RECORDS SHOWN:
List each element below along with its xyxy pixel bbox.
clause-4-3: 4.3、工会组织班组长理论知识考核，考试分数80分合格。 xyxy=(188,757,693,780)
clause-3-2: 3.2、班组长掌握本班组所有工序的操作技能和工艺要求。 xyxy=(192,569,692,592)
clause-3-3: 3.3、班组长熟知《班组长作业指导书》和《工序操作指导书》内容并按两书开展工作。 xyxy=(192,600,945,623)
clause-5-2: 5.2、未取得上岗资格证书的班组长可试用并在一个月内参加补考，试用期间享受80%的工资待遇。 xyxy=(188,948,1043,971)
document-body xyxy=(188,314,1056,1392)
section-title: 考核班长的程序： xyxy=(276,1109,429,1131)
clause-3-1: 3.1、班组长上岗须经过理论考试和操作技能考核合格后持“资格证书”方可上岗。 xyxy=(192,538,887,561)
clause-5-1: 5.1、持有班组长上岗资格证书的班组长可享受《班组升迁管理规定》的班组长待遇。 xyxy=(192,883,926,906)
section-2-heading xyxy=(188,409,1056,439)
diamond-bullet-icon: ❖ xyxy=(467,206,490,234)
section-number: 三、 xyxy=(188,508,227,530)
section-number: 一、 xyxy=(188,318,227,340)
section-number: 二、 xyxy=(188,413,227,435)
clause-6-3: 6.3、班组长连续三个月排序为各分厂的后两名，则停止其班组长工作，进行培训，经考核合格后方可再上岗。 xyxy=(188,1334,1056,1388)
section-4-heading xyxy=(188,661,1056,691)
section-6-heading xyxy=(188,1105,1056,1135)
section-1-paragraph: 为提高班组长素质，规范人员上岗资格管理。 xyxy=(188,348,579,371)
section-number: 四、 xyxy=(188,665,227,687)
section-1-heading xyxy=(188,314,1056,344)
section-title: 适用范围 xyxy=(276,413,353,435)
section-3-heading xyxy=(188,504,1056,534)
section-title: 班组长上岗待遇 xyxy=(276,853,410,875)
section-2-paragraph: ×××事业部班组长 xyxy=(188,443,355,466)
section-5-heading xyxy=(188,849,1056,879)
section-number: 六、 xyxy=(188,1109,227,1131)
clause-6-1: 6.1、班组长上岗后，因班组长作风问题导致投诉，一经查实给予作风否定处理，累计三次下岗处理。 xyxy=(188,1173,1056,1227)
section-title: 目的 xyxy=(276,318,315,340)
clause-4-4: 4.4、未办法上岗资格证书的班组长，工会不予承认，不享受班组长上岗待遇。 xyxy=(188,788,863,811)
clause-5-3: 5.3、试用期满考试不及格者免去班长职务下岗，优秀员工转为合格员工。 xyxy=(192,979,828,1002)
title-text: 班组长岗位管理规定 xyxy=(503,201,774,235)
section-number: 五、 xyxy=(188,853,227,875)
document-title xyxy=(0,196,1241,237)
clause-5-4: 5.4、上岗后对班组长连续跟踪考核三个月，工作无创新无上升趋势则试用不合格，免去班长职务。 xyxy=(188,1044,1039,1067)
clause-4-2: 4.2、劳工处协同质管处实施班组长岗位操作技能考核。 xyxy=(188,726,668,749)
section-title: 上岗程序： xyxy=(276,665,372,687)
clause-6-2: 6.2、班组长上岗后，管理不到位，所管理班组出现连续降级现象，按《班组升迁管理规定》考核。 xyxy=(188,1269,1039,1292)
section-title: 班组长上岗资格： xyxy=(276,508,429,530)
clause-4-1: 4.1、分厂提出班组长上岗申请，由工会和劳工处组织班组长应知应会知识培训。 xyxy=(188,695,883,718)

TASK STATEMENT:
Reproduce every line of the entries above verbatim.

TASK RESPONSE:
List each element below along with its xyxy pixel bbox.
clause-4-3: 4.3、工会组织班组长理论知识考核，考试分数80分合格。 xyxy=(188,757,693,780)
clause-3-2: 3.2、班组长掌握本班组所有工序的操作技能和工艺要求。 xyxy=(192,569,692,592)
clause-3-3: 3.3、班组长熟知《班组长作业指导书》和《工序操作指导书》内容并按两书开展工作。 xyxy=(192,600,945,623)
clause-5-2: 5.2、未取得上岗资格证书的班组长可试用并在一个月内参加补考，试用期间享受80%的工资待遇。 xyxy=(188,948,1043,971)
document-body xyxy=(188,314,1056,1392)
section-title: 考核班长的程序： xyxy=(276,1109,429,1131)
clause-3-1: 3.1、班组长上岗须经过理论考试和操作技能考核合格后持“资格证书”方可上岗。 xyxy=(192,538,887,561)
clause-5-1: 5.1、持有班组长上岗资格证书的班组长可享受《班组升迁管理规定》的班组长待遇。 xyxy=(192,883,926,906)
section-2-heading xyxy=(188,409,1056,439)
diamond-bullet-icon: ❖ xyxy=(467,206,490,234)
section-number: 三、 xyxy=(188,508,227,530)
section-number: 一、 xyxy=(188,318,227,340)
section-number: 二、 xyxy=(188,413,227,435)
clause-6-3: 6.3、班组长连续三个月排序为各分厂的后两名，则停止其班组长工作，进行培训，经考核合格后方可再上岗。 xyxy=(188,1334,1056,1388)
section-4-heading xyxy=(188,661,1056,691)
section-6-heading xyxy=(188,1105,1056,1135)
section-1-paragraph: 为提高班组长素质，规范人员上岗资格管理。 xyxy=(188,348,579,371)
section-number: 四、 xyxy=(188,665,227,687)
section-1-heading xyxy=(188,314,1056,344)
section-title: 适用范围 xyxy=(276,413,353,435)
section-3-heading xyxy=(188,504,1056,534)
section-title: 班组长上岗待遇 xyxy=(276,853,410,875)
section-2-paragraph: ×××事业部班组长 xyxy=(188,443,355,466)
section-5-heading xyxy=(188,849,1056,879)
section-number: 六、 xyxy=(188,1109,227,1131)
clause-6-1: 6.1、班组长上岗后，因班组长作风问题导致投诉，一经查实给予作风否定处理，累计三次下岗处理。 xyxy=(188,1173,1056,1227)
section-title: 目的 xyxy=(276,318,315,340)
clause-4-4: 4.4、未办法上岗资格证书的班组长，工会不予承认，不享受班组长上岗待遇。 xyxy=(188,788,863,811)
clause-5-3: 5.3、试用期满考试不及格者免去班长职务下岗，优秀员工转为合格员工。 xyxy=(192,979,828,1002)
title-text: 班组长岗位管理规定 xyxy=(503,201,774,235)
section-number: 五、 xyxy=(188,853,227,875)
document-title xyxy=(0,196,1241,237)
clause-5-4: 5.4、上岗后对班组长连续跟踪考核三个月，工作无创新无上升趋势则试用不合格，免去班长职务。 xyxy=(188,1044,1039,1067)
clause-4-2: 4.2、劳工处协同质管处实施班组长岗位操作技能考核。 xyxy=(188,726,668,749)
section-title: 上岗程序： xyxy=(276,665,372,687)
clause-6-2: 6.2、班组长上岗后，管理不到位，所管理班组出现连续降级现象，按《班组升迁管理规定》考核。 xyxy=(188,1269,1039,1292)
section-title: 班组长上岗资格： xyxy=(276,508,429,530)
clause-4-1: 4.1、分厂提出班组长上岗申请，由工会和劳工处组织班组长应知应会知识培训。 xyxy=(188,695,883,718)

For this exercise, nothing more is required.